**Quoted passage:**
++++
As far as outdated software here, at least Discuss Cooking IS here. None of us contributes a penny to its operation. Some sites go away because of operation cost. I'm grateful every time I come here to find that DC still IS here.


----------



## taxlady (Oct 11, 2021)

Cooking Goddess said:


> OR *skilletlicker* can use the same solution I did when I had this issue: take your photo that you are posting on DC in the landscape format. If this were a professional website where my income was dependent upon appearances, I would worry more. But we're mostly a bunch of fun home cooks who want to share pictures of our meals and cooking. That's my feeling, so I've adjusted to do what works and is easy for me to execute. My current phone does post either format, but I still photograph in landscape most of the time.
> 
> As far as outdated software here, at least Discuss Cooking IS here. None of us contributes a penny to its operation. Some sites go away because of operation cost. I'm grateful every time I come here to find that DC still IS here.



Well said.


----------



## dragnlaw (Jan 14, 2022)

*WAAY too big*

How do I reduce the size of the pictures?  Started an album but the pictures are too large to comfortably look at without scrolling.  

How do I reduce?


----------



## Roll_Bones (Jan 14, 2022)

dragnlaw said:


> How do I reduce the size of the pictures?  Started an album but the pictures are too large to comfortably look at without scrolling.
> 
> How do I reduce?



Are you using a phone or a computer? If its a computer, use your photo editor to adjust the size. 
For example:  I use "Photos" in Win 10.  When I connect my phone to the computer I send it to "Photos". Then I can resize and make other editing changes there.  Then select "Save".
++++
**Instructions:**
1. Copy the entries, starting at their first line and stopping after the line that contains "y-axis-ticks: -0.5 0.0", with both of those lines included.
2. Continue the forum thread about posting photos on Discuss Cooking, starting after its last sentence.

**Excerpts from a layout annotation set:**
++++
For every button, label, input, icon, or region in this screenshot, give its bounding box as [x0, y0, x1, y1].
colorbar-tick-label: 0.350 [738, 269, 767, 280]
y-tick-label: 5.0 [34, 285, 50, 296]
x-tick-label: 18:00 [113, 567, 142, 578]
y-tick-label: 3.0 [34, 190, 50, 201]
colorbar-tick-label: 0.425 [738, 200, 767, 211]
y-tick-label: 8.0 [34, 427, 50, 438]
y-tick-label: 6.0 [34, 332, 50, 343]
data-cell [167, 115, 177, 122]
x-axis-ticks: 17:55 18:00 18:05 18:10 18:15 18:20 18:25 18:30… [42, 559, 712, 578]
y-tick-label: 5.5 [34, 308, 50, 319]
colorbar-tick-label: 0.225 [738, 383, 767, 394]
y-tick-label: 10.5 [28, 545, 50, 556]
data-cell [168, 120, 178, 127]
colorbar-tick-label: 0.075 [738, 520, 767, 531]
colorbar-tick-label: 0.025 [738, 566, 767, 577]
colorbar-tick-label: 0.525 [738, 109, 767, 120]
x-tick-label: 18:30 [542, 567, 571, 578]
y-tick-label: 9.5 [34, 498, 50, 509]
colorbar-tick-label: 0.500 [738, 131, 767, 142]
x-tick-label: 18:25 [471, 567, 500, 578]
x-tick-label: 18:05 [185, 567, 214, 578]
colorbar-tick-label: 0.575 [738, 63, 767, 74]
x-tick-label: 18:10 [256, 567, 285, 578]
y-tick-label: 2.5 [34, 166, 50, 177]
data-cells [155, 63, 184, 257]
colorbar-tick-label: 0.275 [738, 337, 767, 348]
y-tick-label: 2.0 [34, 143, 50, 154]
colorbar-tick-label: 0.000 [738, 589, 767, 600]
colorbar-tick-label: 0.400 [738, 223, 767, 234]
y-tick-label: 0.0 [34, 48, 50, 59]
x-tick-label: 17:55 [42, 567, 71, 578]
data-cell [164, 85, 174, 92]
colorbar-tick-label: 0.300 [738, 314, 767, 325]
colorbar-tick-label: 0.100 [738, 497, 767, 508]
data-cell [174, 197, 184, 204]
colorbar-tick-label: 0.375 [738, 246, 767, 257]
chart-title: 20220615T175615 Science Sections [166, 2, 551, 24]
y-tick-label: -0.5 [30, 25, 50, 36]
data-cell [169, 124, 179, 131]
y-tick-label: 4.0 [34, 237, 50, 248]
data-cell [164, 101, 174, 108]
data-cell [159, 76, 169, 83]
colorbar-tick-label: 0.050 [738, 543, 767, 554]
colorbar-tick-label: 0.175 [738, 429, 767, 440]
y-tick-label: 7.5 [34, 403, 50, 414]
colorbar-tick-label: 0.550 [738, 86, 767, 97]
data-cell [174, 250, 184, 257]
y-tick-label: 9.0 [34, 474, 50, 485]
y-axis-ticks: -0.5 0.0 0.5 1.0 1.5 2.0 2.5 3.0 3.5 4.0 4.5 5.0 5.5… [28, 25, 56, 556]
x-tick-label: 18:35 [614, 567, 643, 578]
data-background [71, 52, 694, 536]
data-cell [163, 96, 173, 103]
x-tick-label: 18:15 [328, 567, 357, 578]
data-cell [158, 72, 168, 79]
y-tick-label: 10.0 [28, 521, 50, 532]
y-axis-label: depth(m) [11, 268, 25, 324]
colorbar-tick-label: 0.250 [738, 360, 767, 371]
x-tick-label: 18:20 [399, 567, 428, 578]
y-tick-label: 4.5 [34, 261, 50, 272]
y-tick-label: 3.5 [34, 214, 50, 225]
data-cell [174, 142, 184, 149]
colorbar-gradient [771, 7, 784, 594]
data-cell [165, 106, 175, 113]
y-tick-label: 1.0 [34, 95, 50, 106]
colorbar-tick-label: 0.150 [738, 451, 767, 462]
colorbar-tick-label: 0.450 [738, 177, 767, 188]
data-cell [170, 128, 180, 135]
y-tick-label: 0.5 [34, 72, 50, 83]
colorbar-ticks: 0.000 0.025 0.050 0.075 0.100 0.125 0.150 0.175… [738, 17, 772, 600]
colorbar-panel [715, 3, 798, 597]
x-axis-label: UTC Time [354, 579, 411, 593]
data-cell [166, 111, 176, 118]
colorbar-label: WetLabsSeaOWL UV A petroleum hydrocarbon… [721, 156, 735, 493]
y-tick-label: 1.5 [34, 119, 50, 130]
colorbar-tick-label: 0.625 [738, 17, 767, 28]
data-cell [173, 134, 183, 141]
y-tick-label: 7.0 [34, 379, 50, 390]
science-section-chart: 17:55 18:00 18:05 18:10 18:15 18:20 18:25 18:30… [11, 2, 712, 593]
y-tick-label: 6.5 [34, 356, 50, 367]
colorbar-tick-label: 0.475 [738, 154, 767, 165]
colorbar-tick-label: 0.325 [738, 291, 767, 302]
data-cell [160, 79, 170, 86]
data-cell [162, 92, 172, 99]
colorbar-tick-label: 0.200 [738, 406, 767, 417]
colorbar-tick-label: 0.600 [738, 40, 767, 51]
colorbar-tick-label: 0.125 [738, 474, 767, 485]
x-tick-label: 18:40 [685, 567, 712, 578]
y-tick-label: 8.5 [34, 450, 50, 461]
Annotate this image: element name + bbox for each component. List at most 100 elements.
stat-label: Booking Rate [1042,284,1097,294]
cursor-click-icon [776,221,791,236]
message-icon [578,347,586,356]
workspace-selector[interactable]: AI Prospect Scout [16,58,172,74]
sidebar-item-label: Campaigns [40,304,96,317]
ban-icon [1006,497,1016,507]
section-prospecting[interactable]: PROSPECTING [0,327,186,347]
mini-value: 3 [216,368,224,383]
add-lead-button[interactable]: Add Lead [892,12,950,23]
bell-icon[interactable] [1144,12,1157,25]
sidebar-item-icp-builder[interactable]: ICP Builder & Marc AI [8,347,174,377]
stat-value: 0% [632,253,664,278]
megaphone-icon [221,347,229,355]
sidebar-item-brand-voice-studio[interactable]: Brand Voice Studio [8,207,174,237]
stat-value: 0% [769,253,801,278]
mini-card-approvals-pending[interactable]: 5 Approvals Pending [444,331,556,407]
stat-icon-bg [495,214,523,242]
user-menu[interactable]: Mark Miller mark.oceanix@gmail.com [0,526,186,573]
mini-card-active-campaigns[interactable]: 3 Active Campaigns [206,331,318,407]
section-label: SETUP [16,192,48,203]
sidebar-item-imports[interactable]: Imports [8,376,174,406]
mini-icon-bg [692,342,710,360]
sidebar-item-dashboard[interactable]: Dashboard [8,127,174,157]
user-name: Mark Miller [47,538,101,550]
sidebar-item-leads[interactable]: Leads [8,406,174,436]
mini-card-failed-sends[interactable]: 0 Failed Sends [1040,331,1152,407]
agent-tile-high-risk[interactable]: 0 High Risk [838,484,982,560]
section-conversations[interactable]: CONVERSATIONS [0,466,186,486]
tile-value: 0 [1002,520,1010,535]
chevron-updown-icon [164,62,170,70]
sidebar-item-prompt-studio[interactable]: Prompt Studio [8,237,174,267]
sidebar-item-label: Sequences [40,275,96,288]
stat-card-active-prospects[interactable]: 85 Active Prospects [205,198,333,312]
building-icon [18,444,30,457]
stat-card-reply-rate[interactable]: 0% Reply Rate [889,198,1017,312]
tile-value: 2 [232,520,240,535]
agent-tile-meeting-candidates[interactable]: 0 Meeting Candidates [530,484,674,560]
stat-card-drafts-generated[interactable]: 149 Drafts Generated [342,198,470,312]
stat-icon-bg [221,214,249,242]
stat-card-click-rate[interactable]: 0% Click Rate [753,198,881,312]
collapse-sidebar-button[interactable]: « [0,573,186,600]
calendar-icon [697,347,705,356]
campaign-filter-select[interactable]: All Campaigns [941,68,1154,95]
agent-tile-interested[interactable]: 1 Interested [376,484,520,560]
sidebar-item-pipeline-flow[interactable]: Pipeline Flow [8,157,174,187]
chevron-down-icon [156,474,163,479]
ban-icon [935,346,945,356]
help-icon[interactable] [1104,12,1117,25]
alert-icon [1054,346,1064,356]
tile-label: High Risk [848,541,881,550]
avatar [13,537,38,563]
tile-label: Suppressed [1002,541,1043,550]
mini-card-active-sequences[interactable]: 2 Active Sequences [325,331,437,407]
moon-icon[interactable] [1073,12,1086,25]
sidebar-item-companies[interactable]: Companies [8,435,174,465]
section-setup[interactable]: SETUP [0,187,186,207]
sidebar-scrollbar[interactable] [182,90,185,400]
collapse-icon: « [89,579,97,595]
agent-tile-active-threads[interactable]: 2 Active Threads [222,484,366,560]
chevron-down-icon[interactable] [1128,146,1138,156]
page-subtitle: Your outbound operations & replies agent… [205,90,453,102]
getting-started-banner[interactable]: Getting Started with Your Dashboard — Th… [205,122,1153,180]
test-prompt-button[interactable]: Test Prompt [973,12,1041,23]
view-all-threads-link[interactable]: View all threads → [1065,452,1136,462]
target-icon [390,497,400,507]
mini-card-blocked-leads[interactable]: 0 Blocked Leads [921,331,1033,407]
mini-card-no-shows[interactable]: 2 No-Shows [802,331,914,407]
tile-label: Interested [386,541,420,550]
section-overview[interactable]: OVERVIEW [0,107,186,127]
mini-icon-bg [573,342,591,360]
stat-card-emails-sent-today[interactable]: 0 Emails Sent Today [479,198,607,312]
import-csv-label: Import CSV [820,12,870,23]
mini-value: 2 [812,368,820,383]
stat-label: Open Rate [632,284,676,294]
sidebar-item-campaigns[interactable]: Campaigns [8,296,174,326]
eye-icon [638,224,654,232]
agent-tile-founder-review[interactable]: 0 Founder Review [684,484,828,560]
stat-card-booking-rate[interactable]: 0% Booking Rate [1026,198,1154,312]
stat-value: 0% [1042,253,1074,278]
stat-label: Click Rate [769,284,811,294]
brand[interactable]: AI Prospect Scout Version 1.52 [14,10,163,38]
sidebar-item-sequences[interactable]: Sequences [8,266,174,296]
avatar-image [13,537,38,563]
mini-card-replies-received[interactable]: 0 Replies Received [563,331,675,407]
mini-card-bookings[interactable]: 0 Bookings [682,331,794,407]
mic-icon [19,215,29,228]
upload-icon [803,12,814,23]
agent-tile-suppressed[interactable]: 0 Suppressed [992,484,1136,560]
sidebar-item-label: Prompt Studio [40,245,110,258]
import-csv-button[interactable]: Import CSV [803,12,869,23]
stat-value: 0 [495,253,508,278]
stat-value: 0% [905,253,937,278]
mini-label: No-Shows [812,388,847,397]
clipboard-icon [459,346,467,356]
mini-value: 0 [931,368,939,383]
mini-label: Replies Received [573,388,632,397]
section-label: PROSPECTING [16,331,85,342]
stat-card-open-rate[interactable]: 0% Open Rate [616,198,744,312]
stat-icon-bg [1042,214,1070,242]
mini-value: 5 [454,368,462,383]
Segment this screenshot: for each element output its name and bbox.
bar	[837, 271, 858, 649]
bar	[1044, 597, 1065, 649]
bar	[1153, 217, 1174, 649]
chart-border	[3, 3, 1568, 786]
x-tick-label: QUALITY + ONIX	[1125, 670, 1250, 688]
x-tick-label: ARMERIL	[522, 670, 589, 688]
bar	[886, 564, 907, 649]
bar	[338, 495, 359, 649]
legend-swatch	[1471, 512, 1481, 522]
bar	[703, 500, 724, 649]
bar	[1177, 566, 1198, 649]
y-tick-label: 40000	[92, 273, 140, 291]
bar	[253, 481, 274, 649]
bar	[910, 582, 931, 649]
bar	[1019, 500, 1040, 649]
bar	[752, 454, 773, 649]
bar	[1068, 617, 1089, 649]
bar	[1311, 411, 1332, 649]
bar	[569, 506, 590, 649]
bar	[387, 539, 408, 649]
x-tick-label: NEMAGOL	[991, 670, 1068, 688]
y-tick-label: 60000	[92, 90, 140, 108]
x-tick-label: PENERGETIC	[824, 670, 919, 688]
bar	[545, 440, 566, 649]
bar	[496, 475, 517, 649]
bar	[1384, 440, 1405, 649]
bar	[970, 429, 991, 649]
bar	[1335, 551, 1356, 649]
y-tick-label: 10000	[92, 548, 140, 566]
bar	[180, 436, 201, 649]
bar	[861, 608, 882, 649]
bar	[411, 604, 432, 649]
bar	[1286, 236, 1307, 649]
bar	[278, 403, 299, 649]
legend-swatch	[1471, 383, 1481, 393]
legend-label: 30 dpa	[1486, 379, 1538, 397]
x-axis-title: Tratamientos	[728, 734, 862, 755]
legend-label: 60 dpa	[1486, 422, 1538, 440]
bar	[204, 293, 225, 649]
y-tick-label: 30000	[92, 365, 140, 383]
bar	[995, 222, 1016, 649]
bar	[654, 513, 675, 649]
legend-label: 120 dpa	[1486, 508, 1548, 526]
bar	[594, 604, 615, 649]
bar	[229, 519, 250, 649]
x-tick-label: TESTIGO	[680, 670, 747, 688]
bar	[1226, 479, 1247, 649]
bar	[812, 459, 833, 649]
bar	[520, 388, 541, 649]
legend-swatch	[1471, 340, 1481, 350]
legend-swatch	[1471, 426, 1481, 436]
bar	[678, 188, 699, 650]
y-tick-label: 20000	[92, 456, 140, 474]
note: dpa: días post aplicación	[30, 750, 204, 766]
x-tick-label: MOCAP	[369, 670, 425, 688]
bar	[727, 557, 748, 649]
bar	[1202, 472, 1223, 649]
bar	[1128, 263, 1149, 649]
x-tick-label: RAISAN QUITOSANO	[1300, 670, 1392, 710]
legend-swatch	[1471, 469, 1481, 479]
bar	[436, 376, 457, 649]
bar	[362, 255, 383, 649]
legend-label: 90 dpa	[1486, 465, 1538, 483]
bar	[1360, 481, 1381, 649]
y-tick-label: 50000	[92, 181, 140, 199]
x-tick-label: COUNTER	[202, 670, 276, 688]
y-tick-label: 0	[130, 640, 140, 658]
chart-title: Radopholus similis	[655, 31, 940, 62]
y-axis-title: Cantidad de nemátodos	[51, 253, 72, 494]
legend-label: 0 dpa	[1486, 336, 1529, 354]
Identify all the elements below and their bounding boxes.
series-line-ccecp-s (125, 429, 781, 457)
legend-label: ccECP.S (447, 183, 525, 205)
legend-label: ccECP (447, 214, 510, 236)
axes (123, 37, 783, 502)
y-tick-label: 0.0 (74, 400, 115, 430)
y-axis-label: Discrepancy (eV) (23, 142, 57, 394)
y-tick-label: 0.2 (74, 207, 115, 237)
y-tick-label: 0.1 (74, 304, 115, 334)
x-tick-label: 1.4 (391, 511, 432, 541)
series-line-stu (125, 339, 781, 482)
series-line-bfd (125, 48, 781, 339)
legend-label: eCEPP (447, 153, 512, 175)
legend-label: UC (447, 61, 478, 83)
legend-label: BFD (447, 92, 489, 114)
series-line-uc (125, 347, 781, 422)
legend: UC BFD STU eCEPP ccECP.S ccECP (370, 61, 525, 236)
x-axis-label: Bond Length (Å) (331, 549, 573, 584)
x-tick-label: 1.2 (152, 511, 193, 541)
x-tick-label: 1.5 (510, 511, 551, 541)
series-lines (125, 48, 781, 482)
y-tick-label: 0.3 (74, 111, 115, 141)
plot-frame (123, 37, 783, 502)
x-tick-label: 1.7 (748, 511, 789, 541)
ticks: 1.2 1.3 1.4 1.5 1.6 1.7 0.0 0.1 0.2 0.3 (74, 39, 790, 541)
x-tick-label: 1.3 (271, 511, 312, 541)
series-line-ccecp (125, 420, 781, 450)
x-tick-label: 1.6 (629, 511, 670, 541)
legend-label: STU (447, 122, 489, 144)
++++
**Answers for the tasks:**
1.
For every button, label, input, icon, or region in this screenshot, give its bounding box as [x0, y0, x1, y1].
colorbar-tick-label: 0.350 [738, 269, 767, 280]
y-tick-label: 5.0 [34, 285, 50, 296]
x-tick-label: 18:00 [113, 567, 142, 578]
y-tick-label: 3.0 [34, 190, 50, 201]
colorbar-tick-label: 0.425 [738, 200, 767, 211]
y-tick-label: 8.0 [34, 427, 50, 438]
y-tick-label: 6.0 [34, 332, 50, 343]
data-cell [167, 115, 177, 122]
x-axis-ticks: 17:55 18:00 18:05 18:10 18:15 18:20 18:25 18:30… [42, 559, 712, 578]
y-tick-label: 5.5 [34, 308, 50, 319]
colorbar-tick-label: 0.225 [738, 383, 767, 394]
y-tick-label: 10.5 [28, 545, 50, 556]
data-cell [168, 120, 178, 127]
colorbar-tick-label: 0.075 [738, 520, 767, 531]
colorbar-tick-label: 0.025 [738, 566, 767, 577]
colorbar-tick-label: 0.525 [738, 109, 767, 120]
x-tick-label: 18:30 [542, 567, 571, 578]
y-tick-label: 9.5 [34, 498, 50, 509]
colorbar-tick-label: 0.500 [738, 131, 767, 142]
x-tick-label: 18:25 [471, 567, 500, 578]
x-tick-label: 18:05 [185, 567, 214, 578]
colorbar-tick-label: 0.575 [738, 63, 767, 74]
x-tick-label: 18:10 [256, 567, 285, 578]
y-tick-label: 2.5 [34, 166, 50, 177]
data-cells [155, 63, 184, 257]
colorbar-tick-label: 0.275 [738, 337, 767, 348]
y-tick-label: 2.0 [34, 143, 50, 154]
colorbar-tick-label: 0.000 [738, 589, 767, 600]
colorbar-tick-label: 0.400 [738, 223, 767, 234]
y-tick-label: 0.0 [34, 48, 50, 59]
x-tick-label: 17:55 [42, 567, 71, 578]
data-cell [164, 85, 174, 92]
colorbar-tick-label: 0.300 [738, 314, 767, 325]
colorbar-tick-label: 0.100 [738, 497, 767, 508]
data-cell [174, 197, 184, 204]
colorbar-tick-label: 0.375 [738, 246, 767, 257]
chart-title: 20220615T175615 Science Sections [166, 2, 551, 24]
y-tick-label: -0.5 [30, 25, 50, 36]
data-cell [169, 124, 179, 131]
y-tick-label: 4.0 [34, 237, 50, 248]
data-cell [164, 101, 174, 108]
data-cell [159, 76, 169, 83]
colorbar-tick-label: 0.050 [738, 543, 767, 554]
colorbar-tick-label: 0.175 [738, 429, 767, 440]
y-tick-label: 7.5 [34, 403, 50, 414]
colorbar-tick-label: 0.550 [738, 86, 767, 97]
data-cell [174, 250, 184, 257]
y-tick-label: 9.0 [34, 474, 50, 485]
y-axis-ticks: -0.5 0.0 0.5 1.0 1.5 2.0 2.5 3.0 3.5 4.0 4.5 5.0 5.5… [28, 25, 56, 556]

2.
Now the photo is in your file saved/corrected if you will.  You can then use the forum software to post it.  Below the post box, choose "Manage Attachments". Then follow the prompts.

Since the software here is old, you have to do this to resize.
New forum software allows for Copy/Paste directly into your post.  It also automatically resizes the picture.
So if the software was updated, you would be able to right click on your photo and choose copy.  Then all you have to do is paste it into your post.

Using a phone is different depending on the phone you have.  Theres where Google is helpful.


----------



## dragnlaw (Jan 14, 2022)

So, I did one picture, man, it will take ages to do them all. I reduced it to 25% and it still is pretty big.  

I do have Windows 10, save from my phone.  Some of these photo's are from several years ago so a variety of camera's, phones were used.  But even so other album pictures didn't do this.  

Also the only way for me to adjust anything is in 'paint'.  I did do it straight from pictures, renamed it and can't find it.  Not the best at this.


----------



## taxlady (Jan 14, 2022)

dragnlaw said:


> So, I did one picture, man, it will take ages to do them all. I reduced it to 25% and it still is pretty big.
> 
> I do have Windows 10, save from my phone.  Some of these photo's are from several years ago so a variety of camera's, phones were used.  But even so other album pictures didn't do this.
> 
> Also the only way for me to adjust anything is in 'paint'.  I did do it straight from pictures, renamed it and can't find it.  Not the best at this.



For anyone who isn't using commercial image software, I recommend IrfanView. It's free and doesn't have any ads. I have been using it for years and years. The website calls it a Graphic Viewer, but you can make lots of adjustments to your pix using it. I resize my pix, taken in landscape, to 800 pixels wide. I have IrfanView set to keeping the same aspect ration, so it automagically makes those pix 600 pixels tall. They upload a whole lot faster in this smaller size.


----------



## Roll_Bones (Jan 15, 2022)

dragnlaw said:


> So, I did one picture, man, it will take ages to do them all. I reduced it to 25% and it still is pretty big.
> 
> I do have Windows 10, save from my phone.  Some of these photo's are from several years ago so a variety of camera's, phones were used.  But even so other album pictures didn't do this.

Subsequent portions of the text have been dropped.